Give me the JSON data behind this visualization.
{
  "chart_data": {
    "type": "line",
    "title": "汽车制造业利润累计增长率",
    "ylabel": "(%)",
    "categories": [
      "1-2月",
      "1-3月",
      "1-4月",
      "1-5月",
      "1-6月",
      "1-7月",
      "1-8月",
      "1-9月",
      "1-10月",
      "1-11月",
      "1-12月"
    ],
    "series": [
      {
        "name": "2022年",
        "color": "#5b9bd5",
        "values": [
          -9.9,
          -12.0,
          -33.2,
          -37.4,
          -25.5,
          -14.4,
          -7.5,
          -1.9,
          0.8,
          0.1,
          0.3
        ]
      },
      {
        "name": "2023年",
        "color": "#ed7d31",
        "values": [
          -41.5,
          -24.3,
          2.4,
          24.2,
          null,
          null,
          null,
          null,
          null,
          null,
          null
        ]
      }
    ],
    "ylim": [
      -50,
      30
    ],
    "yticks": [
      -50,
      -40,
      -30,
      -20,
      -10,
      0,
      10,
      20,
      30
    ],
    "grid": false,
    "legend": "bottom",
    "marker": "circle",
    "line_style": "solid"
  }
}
■ ■ ■ ■ ■
_WHAT THE EXERCISE ASKS_
Give the listing again, word for word.

_EXPECTED OUTPUT_
Give me the JSON data behind this visualization.
{
  "chart_data": {
    "type": "line",
    "title": "汽车制造业利润累计增长率",
    "ylabel": "(%)",
    "categories": [
      "1-2月",
      "1-3月",
      "1-4月",
      "1-5月",
      "1-6月",
      "1-7月",
      "1-8月",
      "1-9月",
      "1-10月",
      "1-11月",
      "1-12月"
    ],
    "series": [
      {
        "name": "2022年",
        "color": "#5b9bd5",
        "values": [
          -9.9,
          -12.0,
          -33.2,
          -37.4,
          -25.5,
          -14.4,
          -7.5,
          -1.9,
          0.8,
          0.1,
          0.3
        ]
      },
      {
        "name": "2023年",
        "color": "#ed7d31",
        "values": [
          -41.5,
          -24.3,
          2.4,
          24.2,
          null,
          null,
          null,
          null,
          null,
          null,
          null
        ]
      }
    ],
    "ylim": [
      -50,
      30
    ],
    "yticks": [
      -50,
      -40,
      -30,
      -20,
      -10,
      0,
      10,
      20,
      30
    ],
    "grid": false,
    "legend": "bottom",
    "marker": "circle",
    "line_style": "solid"
  }
}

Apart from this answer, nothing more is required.